Excerpted passage:
# # #
IER Newsletter - October 2019

Professor Peter Elias, Fellow of the Academy of Social Sciences

Professor Peter Elias of IER has just been conferred as a Fellow of the Academy of Social Sciences. This Fellowship is a huge accolade. Fellows are drawn from academics, practitioners and policymakers, marking the impact of their work through the use of social science for public benefit. It is another indication of the very high esteem with which Peter is held for his work on, amongst things over the past thirty years, occupational classification schemes in the UK and internationally and, more recently, developing protocols for the use of Big data for the OECD countries.

Lifelong guidance in the EU

IER and FIER at the University of Jyväskylä have been working on a project commissioned by the European Commission DG for Employment, Social Affairs and Inclusion researching lifelong guidance policy and practice in the EU.
The team, led by Sally-Anne Barnes, organised a successful workshop in Brussels at the beginning of October to discuss the findings of the study. This event was attended by 32 experts in guidance and lifelong learning from across Europe.
Following this, the research findings were presented at the European Vocational Skills Week 2019 held in Helsinki. The interactive session on 'guidance for lifelong learning' was streamed live and debated what support was needed to promote lifelong guidance. The research report is due to be published in 2020.

Why employers should introduce wide-ranging family-friendly working policies

A new report, 'Family friendly working policies and practices: Motivations, influences and impacts for employers', authored by Professor Clare Lyonette and Beate Baldauf from IER, and commissioned by the Government Equalities Office (GEO), is the outcome of one of a series of research projects aiming to support employers in closing the gender pay gap.
Key recommendations for employers include:
  • Introduce and promote a wide range of flexible working policies and practices
  • Disseminate good practice
  • Develop a positive workplace culture
  • Encourage transparency among managers, flexible workers and other colleagues
  • Trial and measure flexible working over a reasonable time period
  • Think in the longer-term
  • Challenge gendered attitudes and approaches towards flexible working
Commenting on the findings, Professor Lyonette said: ‘The link between family-friendly working policies and practices and the gender pay gap may not be immediately obvious. We highlight evidence which shows that offering and promoting flexible working to both women and men can create a positive workplace culture, benefiting both employees and employers. Ultimately this can lead to greater gender equality and a reduced pay gap but only if flexible working is not seen as a women's issue'.
# # #
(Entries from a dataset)
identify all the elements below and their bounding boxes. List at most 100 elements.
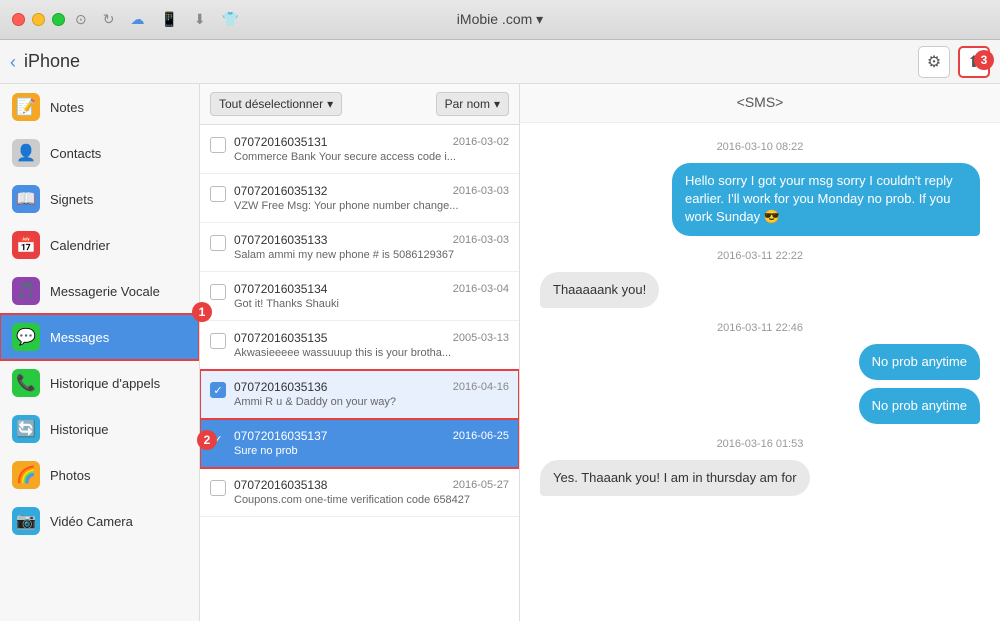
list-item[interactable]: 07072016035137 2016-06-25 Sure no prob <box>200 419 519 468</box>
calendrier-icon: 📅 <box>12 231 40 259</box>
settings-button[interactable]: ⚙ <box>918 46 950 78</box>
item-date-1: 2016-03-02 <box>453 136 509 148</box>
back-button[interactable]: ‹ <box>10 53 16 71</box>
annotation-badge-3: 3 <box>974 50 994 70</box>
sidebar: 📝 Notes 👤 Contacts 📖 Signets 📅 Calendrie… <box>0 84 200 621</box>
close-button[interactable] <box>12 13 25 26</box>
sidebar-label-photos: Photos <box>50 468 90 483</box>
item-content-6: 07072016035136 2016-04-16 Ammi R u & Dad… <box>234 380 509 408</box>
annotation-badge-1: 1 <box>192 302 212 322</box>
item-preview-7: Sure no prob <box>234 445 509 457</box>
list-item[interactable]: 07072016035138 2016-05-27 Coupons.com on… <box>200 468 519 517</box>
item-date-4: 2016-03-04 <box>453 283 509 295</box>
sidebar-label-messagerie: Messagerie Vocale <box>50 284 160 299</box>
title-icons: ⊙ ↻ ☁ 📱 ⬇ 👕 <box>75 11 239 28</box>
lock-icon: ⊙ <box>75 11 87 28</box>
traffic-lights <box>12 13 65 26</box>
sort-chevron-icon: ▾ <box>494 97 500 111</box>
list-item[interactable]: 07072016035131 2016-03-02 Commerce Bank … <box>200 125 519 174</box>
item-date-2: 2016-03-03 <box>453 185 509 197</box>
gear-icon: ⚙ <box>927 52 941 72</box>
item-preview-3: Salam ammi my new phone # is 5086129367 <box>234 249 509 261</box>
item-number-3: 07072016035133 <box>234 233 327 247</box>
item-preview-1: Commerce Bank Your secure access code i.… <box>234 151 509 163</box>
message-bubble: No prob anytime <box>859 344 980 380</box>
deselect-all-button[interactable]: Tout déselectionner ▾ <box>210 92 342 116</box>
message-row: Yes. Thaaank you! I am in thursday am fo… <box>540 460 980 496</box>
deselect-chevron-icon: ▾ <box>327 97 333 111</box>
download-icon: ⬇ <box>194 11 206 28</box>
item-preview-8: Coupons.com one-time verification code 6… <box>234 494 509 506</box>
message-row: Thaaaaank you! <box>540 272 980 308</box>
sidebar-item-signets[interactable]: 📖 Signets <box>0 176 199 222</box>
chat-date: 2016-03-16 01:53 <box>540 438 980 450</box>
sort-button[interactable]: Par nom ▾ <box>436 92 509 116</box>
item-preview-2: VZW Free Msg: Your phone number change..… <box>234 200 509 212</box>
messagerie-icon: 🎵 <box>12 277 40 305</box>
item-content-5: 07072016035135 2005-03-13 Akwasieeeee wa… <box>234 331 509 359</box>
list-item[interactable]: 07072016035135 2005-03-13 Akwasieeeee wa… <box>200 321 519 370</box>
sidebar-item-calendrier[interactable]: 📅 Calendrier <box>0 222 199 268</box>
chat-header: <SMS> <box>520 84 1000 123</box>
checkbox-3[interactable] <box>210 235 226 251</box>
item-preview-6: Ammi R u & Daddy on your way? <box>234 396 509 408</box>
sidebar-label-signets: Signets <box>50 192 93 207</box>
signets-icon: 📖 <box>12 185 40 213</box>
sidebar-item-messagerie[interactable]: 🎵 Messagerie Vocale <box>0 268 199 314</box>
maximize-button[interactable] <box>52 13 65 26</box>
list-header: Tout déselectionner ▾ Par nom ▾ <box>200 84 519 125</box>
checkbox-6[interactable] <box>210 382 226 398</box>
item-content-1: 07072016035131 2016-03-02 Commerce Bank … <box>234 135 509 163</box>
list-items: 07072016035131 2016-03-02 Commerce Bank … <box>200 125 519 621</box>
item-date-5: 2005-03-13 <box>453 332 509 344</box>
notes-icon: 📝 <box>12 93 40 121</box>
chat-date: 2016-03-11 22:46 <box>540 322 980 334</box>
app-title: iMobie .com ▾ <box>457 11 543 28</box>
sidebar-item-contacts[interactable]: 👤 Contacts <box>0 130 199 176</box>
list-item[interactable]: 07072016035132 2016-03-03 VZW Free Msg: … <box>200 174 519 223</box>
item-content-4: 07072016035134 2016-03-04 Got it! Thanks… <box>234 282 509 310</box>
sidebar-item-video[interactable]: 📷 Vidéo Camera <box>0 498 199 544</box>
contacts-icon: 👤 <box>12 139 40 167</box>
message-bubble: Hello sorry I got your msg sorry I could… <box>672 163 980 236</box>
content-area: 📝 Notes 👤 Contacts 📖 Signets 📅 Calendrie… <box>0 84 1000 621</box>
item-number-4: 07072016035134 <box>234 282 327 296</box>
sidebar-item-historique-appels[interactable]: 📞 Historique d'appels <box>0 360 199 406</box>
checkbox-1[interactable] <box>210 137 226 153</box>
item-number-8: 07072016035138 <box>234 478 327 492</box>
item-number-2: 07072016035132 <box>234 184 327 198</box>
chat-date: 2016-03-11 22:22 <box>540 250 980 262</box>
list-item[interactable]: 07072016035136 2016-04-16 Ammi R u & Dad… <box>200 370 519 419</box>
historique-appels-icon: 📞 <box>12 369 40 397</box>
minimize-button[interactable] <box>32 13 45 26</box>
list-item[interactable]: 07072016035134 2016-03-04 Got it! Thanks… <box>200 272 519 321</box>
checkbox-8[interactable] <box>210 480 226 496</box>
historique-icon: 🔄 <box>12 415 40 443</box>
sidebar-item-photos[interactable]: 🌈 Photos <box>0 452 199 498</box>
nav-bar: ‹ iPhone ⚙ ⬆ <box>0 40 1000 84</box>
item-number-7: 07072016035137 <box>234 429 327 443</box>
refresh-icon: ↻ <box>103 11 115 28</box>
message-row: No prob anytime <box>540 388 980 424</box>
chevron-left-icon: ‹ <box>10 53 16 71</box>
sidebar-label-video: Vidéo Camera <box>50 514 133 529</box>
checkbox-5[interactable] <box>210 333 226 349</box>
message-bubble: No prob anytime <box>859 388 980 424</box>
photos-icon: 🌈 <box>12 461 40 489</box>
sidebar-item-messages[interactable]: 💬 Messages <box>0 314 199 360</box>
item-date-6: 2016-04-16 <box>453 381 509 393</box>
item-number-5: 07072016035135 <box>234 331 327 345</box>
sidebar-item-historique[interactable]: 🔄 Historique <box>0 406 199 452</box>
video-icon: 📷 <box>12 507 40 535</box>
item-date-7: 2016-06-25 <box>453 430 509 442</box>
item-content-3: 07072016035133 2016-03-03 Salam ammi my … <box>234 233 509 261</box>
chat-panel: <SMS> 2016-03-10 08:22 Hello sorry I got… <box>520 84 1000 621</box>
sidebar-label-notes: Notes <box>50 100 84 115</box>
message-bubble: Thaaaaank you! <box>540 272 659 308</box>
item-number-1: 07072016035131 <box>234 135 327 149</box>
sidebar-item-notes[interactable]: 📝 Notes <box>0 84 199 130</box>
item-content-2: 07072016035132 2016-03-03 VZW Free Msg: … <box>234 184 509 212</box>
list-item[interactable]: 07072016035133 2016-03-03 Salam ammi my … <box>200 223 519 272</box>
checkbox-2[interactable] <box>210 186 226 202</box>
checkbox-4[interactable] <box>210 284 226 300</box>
# # #
Parts of the exercise:
a. Answer these questions using the newsletter:
(i) How many experts attended the workshop in Brussels?
(ii) Which office commissioned the report on family-friendly working policies?
(iii) In what city was the European Vocational Skills Week 2019 held?
b. Reproduce the stretch of the newsletter from "Professor Peter Elias of" through "practice in the EU.".
c. According to the newsletter, how can family-friendly working policies lead to a smaller gender pay gap? Answer in one to three sentences.
The rows come from a different source than the newsletter.

Results in order:
a.
(i) 32
(ii) The Government Equalities Office (GEO)
(iii) Helsinki

b.
Professor Peter Elias of IER has just been conferred as a Fellow of the Academy of Social Sciences. This Fellowship is a huge accolade. Fellows are drawn from academics, practitioners and policymakers, marking the impact of their work through the use of social science for public benefit. It is another indication of the very high esteem with which Peter is held for his work on, amongst things over the past thirty years, occupational classification schemes in the UK and internationally and, more recently, developing protocols for the use of Big data for the OECD countries.

Lifelong guidance in the EU

IER and FIER at the University of Jyväskylä have been working on a project commissioned by the European Commission DG for Employment, Social Affairs and Inclusion researching lifelong guidance policy and practice in the EU.

c. Offering and promoting flexible working to both women and men can create a positive workplace culture that benefits both employees and employers. Ultimately, this can lead to greater gender equality and a reduced pay gap, but only if flexible working is not seen as a women's issue.